**Task objective**
Quote the listing in full, exactly as given, minus any pictures.

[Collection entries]
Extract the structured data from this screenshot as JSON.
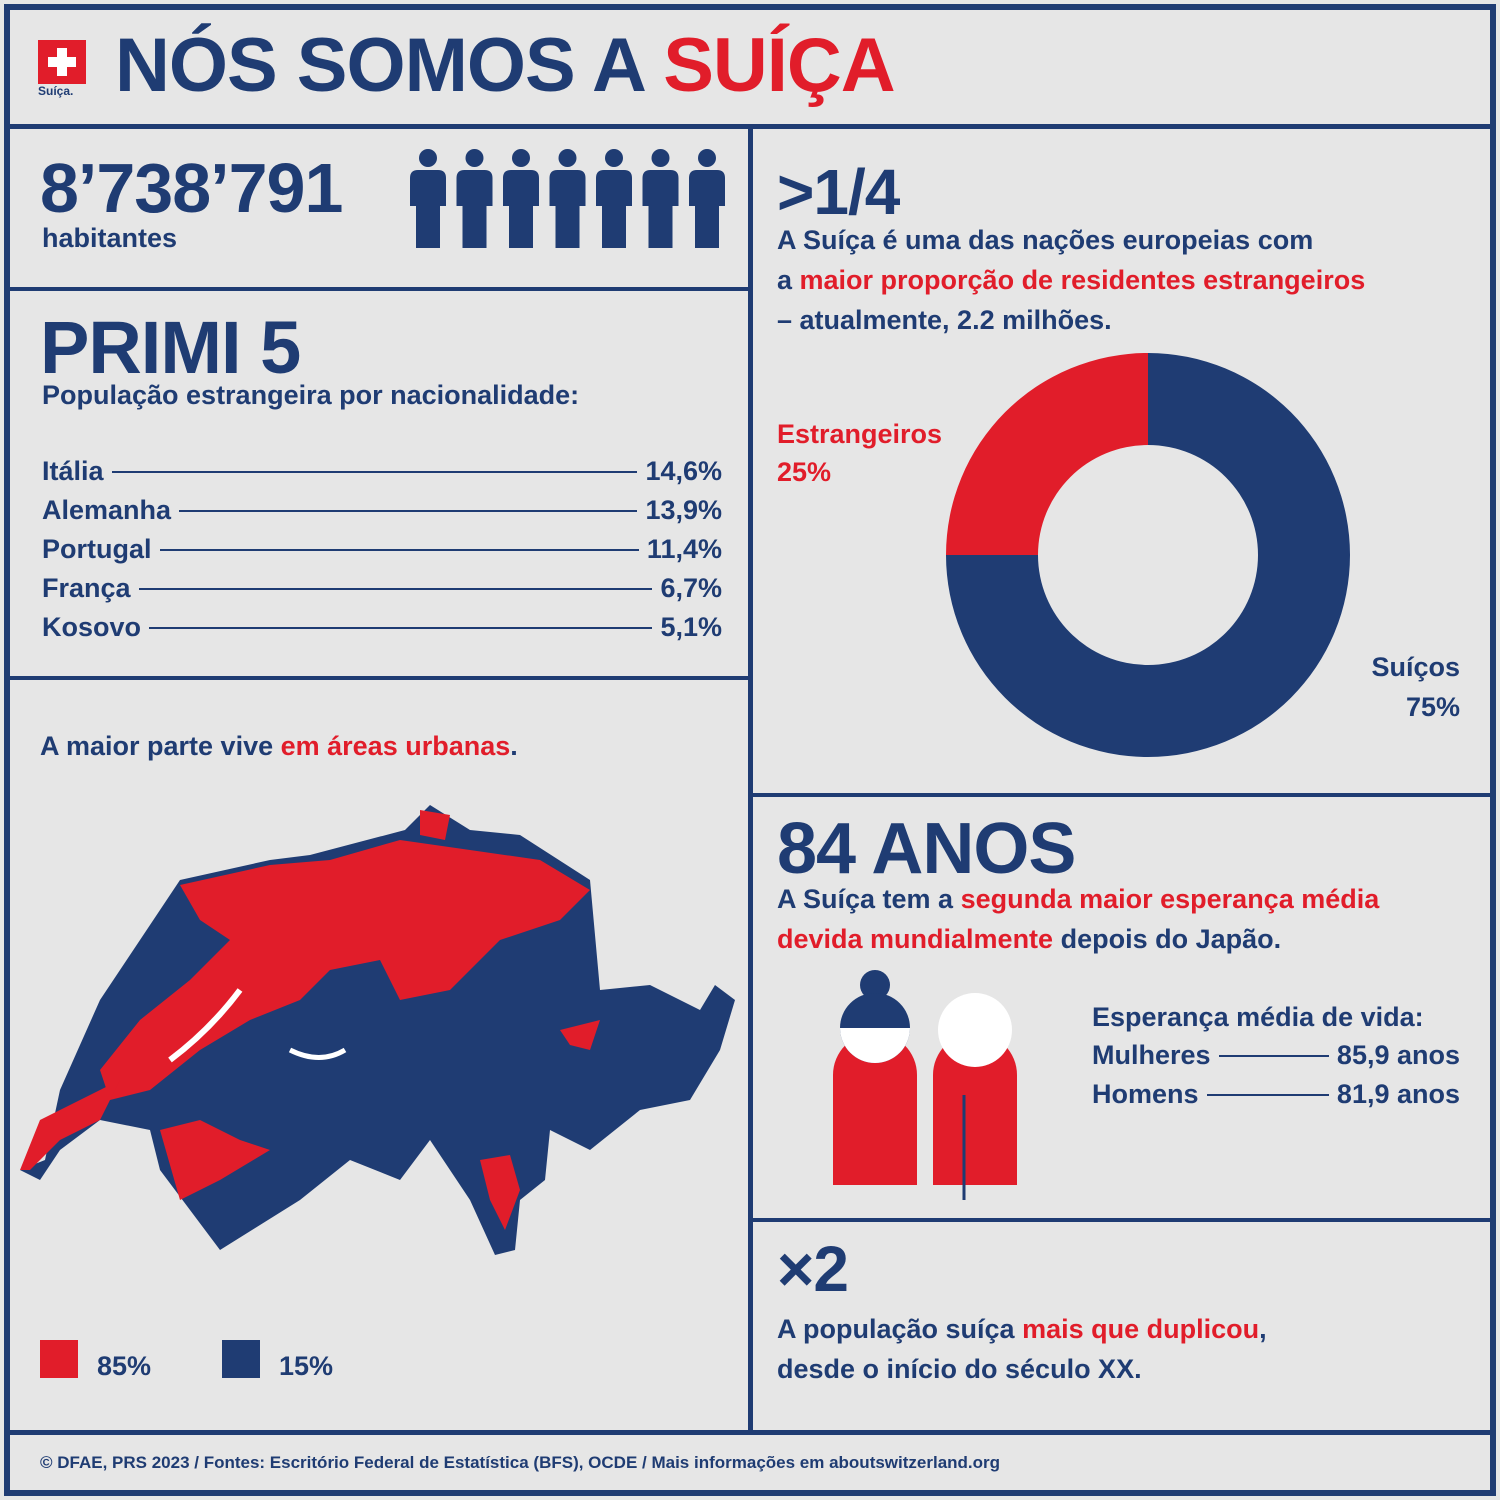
{
  "header": {
    "logo_text": "Suíça.",
    "title": [
      {
        "text": "NÓS SOMOS A "
      },
      {
        "text": "SUÍÇA",
        "highlight": true
      }
    ]
  },
  "population": {
    "number": "8’738’791",
    "label": "habitantes"
  },
  "top5": {
    "title": "PRIMI 5",
    "subtitle": "População estrangeira por nacionalidade:",
    "rows": [
      {
        "country": "Itália",
        "share": "14,6%"
      },
      {
        "country": "Alemanha",
        "share": "13,9%"
      },
      {
        "country": "Portugal",
        "share": "11,4%"
      },
      {
        "country": "França",
        "share": "6,7%"
      },
      {
        "country": "Kosovo",
        "share": "5,1%"
      }
    ]
  },
  "urban": {
    "text": [
      {
        "text": "A maior parte vive "
      },
      {
        "text": "em áreas urbanas",
        "highlight": true
      },
      {
        "text": "."
      }
    ],
    "legend": [
      {
        "label": "85%",
        "color": "#e11d2a"
      },
      {
        "label": "15%",
        "color": "#1f3c73"
      }
    ]
  },
  "foreigners": {
    "headline": ">1/4",
    "lines": [
      [
        {
          "text": "A Suíça é uma das nações europeias com"
        }
      ],
      [
        {
          "text": "a "
        },
        {
          "text": "maior proporção de residentes estrangeiros",
          "highlight": true
        }
      ],
      [
        {
          "text": "– atualmente, 2.2 milhões."
        }
      ]
    ],
    "donut": {
      "segments": [
        {
          "name": "Estrangeiros",
          "value": 25,
          "value_label": "25%",
          "color": "#e11d2a"
        },
        {
          "name": "Suíços",
          "value": 75,
          "value_label": "75%",
          "color": "#1f3c73"
        }
      ]
    }
  },
  "life": {
    "headline": "84 ANOS",
    "lines": [
      [
        {
          "text": "A Suíça tem a "
        },
        {
          "text": "segunda maior esperança média",
          "highlight": true
        }
      ],
      [
        {
          "text": "devida mundialmente",
          "highlight": true
        },
        {
          "text": " depois do Japão."
        }
      ]
    ],
    "table_title": "Esperança média de vida:",
    "rows": [
      {
        "label": "Mulheres",
        "value": "85,9 anos"
      },
      {
        "label": "Homens",
        "value": "81,9 anos"
      }
    ]
  },
  "growth": {
    "headline": "×2",
    "lines": [
      [
        {
          "text": "A população suíça "
        },
        {
          "text": "mais que duplicou",
          "highlight": true
        },
        {
          "text": ","
        }
      ],
      [
        {
          "text": "desde o início do século XX."
        }
      ]
    ]
  },
  "footer": "© DFAE, PRS 2023 / Fontes: Escritório Federal de Estatística (BFS), OCDE / Mais informações em aboutswitzerland.org"
}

**Result for this task**
Extract the structured data from this screenshot as JSON.
{
  "header": {
    "logo_text": "Suíça.",
    "title": [
      {
        "text": "NÓS SOMOS A "
      },
      {
        "text": "SUÍÇA",
        "highlight": true
      }
    ]
  },
  "population": {
    "number": "8’738’791",
    "label": "habitantes"
  },
  "top5": {
    "title": "PRIMI 5",
    "subtitle": "População estrangeira por nacionalidade:",
    "rows": [
      {
        "country": "Itália",
        "share": "14,6%"
      },
      {
        "country": "Alemanha",
        "share": "13,9%"
      },
      {
        "country": "Portugal",
        "share": "11,4%"
      },
      {
        "country": "França",
        "share": "6,7%"
      },
      {
        "country": "Kosovo",
        "share": "5,1%"
      }
    ]
  },
  "urban": {
    "text": [
      {
        "text": "A maior parte vive "
      },
      {
        "text": "em áreas urbanas",
        "highlight": true
      },
      {
        "text": "."
      }
    ],
    "legend": [
      {
        "label": "85%",
        "color": "#e11d2a"
      },
      {
        "label": "15%",
        "color": "#1f3c73"
      }
    ]
  },
  "foreigners": {
    "headline": ">1/4",
    "lines": [
      [
        {
          "text": "A Suíça é uma das nações europeias com"
        }
      ],
      [
        {
          "text": "a "
        },
        {
          "text": "maior proporção de residentes estrangeiros",
          "highlight": true
        }
      ],
      [
        {
          "text": "– atualmente, 2.2 milhões."
        }
      ]
    ],
    "donut": {
      "segments": [
        {
          "name": "Estrangeiros",
          "value": 25,
          "value_label": "25%",
          "color": "#e11d2a"
        },
        {
          "name": "Suíços",
          "value": 75,
          "value_label": "75%",
          "color": "#1f3c73"
        }
      ]
    }
  },
  "life": {
    "headline": "84 ANOS",
    "lines": [
      [
        {
          "text": "A Suíça tem a "
        },
        {
          "text": "segunda maior esperança média",
          "highlight": true
        }
      ],
      [
        {
          "text": "devida mundialmente",
          "highlight": true
        },
        {
          "text": " depois do Japão."
        }
      ]
    ],
    "table_title": "Esperança média de vida:",
    "rows": [
      {
        "label": "Mulheres",
        "value": "85,9 anos"
      },
      {
        "label": "Homens",
        "value": "81,9 anos"
      }
    ]
  },
  "growth": {
    "headline": "×2",
    "lines": [
      [
        {
          "text": "A população suíça "
        },
        {
          "text": "mais que duplicou",
          "highlight": true
        },
        {
          "text": ","
        }
      ],
      [
        {
          "text": "desde o início do século XX."
        }
      ]
    ]
  },
  "footer": "© DFAE, PRS 2023 / Fontes: Escritório Federal de Estatística (BFS), OCDE / Mais informações em aboutswitzerland.org"
}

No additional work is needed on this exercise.